▶ _EXERCISE DIRECTIONS_:
The records below must be copied out completely and exactly.
Top of PROVIDED DATA
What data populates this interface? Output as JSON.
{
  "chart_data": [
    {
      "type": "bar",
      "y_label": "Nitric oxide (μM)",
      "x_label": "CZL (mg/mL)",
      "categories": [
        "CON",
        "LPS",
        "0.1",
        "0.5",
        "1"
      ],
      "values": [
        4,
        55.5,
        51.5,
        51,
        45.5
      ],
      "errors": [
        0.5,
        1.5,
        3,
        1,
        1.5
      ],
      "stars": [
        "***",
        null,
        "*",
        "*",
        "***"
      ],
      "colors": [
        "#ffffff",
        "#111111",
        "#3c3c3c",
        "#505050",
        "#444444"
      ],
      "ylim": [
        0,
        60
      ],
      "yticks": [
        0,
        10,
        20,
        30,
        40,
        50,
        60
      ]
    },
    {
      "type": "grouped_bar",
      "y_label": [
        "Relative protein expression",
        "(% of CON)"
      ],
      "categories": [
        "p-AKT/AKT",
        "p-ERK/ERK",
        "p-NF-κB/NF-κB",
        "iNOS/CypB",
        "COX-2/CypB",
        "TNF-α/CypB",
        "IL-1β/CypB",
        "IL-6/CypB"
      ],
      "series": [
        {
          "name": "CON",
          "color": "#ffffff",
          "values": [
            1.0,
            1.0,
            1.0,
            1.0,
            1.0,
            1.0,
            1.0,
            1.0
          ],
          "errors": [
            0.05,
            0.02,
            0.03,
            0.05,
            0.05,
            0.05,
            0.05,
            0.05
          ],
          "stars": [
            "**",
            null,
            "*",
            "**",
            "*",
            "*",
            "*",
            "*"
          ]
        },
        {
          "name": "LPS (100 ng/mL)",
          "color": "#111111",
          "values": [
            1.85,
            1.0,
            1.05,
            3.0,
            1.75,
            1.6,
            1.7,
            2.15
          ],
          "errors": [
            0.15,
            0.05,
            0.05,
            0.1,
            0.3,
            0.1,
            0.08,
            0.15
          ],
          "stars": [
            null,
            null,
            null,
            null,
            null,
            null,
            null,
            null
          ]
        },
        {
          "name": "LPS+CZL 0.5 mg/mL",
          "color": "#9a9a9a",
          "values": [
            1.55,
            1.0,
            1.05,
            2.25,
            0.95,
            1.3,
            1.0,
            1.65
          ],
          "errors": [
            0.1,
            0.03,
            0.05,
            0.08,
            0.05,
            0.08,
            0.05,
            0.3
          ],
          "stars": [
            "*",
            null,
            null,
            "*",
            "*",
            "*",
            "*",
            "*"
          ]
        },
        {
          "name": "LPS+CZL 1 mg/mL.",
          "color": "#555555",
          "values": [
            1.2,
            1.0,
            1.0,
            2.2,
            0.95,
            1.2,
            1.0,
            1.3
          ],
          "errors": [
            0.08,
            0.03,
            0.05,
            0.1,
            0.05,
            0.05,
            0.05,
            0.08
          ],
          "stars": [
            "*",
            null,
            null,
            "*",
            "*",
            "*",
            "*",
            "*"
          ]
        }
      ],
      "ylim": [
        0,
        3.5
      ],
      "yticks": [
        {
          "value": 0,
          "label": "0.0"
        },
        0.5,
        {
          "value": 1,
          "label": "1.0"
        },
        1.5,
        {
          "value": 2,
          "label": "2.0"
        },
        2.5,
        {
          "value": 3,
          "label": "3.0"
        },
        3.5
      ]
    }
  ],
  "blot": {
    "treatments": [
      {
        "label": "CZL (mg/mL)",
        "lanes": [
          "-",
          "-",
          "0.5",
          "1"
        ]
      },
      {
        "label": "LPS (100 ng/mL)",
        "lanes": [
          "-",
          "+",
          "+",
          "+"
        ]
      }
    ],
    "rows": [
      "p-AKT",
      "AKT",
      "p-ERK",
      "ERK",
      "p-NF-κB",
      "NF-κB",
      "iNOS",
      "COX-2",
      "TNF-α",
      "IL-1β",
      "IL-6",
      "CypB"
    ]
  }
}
Bottom of PROVIDED DATA
▶ _SOLUTION FOR THIS TASK_:
What data populates this interface? Output as JSON.
{
  "chart_data": [
    {
      "type": "bar",
      "y_label": "Nitric oxide (μM)",
      "x_label": "CZL (mg/mL)",
      "categories": [
        "CON",
        "LPS",
        "0.1",
        "0.5",
        "1"
      ],
      "values": [
        4,
        55.5,
        51.5,
        51,
        45.5
      ],
      "errors": [
        0.5,
        1.5,
        3,
        1,
        1.5
      ],
      "stars": [
        "***",
        null,
        "*",
        "*",
        "***"
      ],
      "colors": [
        "#ffffff",
        "#111111",
        "#3c3c3c",
        "#505050",
        "#444444"
      ],
      "ylim": [
        0,
        60
      ],
      "yticks": [
        0,
        10,
        20,
        30,
        40,
        50,
        60
      ]
    },
    {
      "type": "grouped_bar",
      "y_label": [
        "Relative protein expression",
        "(% of CON)"
      ],
      "categories": [
        "p-AKT/AKT",
        "p-ERK/ERK",
        "p-NF-κB/NF-κB",
        "iNOS/CypB",
        "COX-2/CypB",
        "TNF-α/CypB",
        "IL-1β/CypB",
        "IL-6/CypB"
      ],
      "series": [
        {
          "name": "CON",
          "color": "#ffffff",
          "values": [
            1.0,
            1.0,
            1.0,
            1.0,
            1.0,
            1.0,
            1.0,
            1.0
          ],
          "errors": [
            0.05,
            0.02,
            0.03,
            0.05,
            0.05,
            0.05,
            0.05,
            0.05
          ],
          "stars": [
            "**",
            null,
            "*",
            "**",
            "*",
            "*",
            "*",
            "*"
          ]
        },
        {
          "name": "LPS (100 ng/mL)",
          "color": "#111111",
          "values": [
            1.85,
            1.0,
            1.05,
            3.0,
            1.75,
            1.6,
            1.7,
            2.15
          ],
          "errors": [
            0.15,
            0.05,
            0.05,
            0.1,
            0.3,
            0.1,
            0.08,
            0.15
          ],
          "stars": [
            null,
            null,
            null,
            null,
            null,
            null,
            null,
            null
          ]
        },
        {
          "name": "LPS+CZL 0.5 mg/mL",
          "color": "#9a9a9a",
          "values": [
            1.55,
            1.0,
            1.05,
            2.25,
            0.95,
            1.3,
            1.0,
            1.65
          ],
          "errors": [
            0.1,
            0.03,
            0.05,
            0.08,
            0.05,
            0.08,
            0.05,
            0.3
          ],
          "stars": [
            "*",
            null,
            null,
            "*",
            "*",
            "*",
            "*",
            "*"
          ]
        },
        {
          "name": "LPS+CZL 1 mg/mL.",
          "color": "#555555",
          "values": [
            1.2,
            1.0,
            1.0,
            2.2,
            0.95,
            1.2,
            1.0,
            1.3
          ],
          "errors": [
            0.08,
            0.03,
            0.05,
            0.1,
            0.05,
            0.05,
            0.05,
            0.08
          ],
          "stars": [
            "*",
            null,
            null,
            "*",
            "*",
            "*",
            "*",
            "*"
          ]
        }
      ],
      "ylim": [
        0,
        3.5
      ],
      "yticks": [
        {
          "value": 0,
          "label": "0.0"
        },
        0.5,
        {
          "value": 1,
          "label": "1.0"
        },
        1.5,
        {
          "value": 2,
          "label": "2.0"
        },
        2.5,
        {
          "value": 3,
          "label": "3.0"
        },
        3.5
      ]
    }
  ],
  "blot": {
    "treatments": [
      {
        "label": "CZL (mg/mL)",
        "lanes": [
          "-",
          "-",
          "0.5",
          "1"
        ]
      },
      {
        "label": "LPS (100 ng/mL)",
        "lanes": [
          "-",
          "+",
          "+",
          "+"
        ]
      }
    ],
    "rows": [
      "p-AKT",
      "AKT",
      "p-ERK",
      "ERK",
      "p-NF-κB",
      "NF-κB",
      "iNOS",
      "COX-2",
      "TNF-α",
      "IL-1β",
      "IL-6",
      "CypB"
    ]
  }
}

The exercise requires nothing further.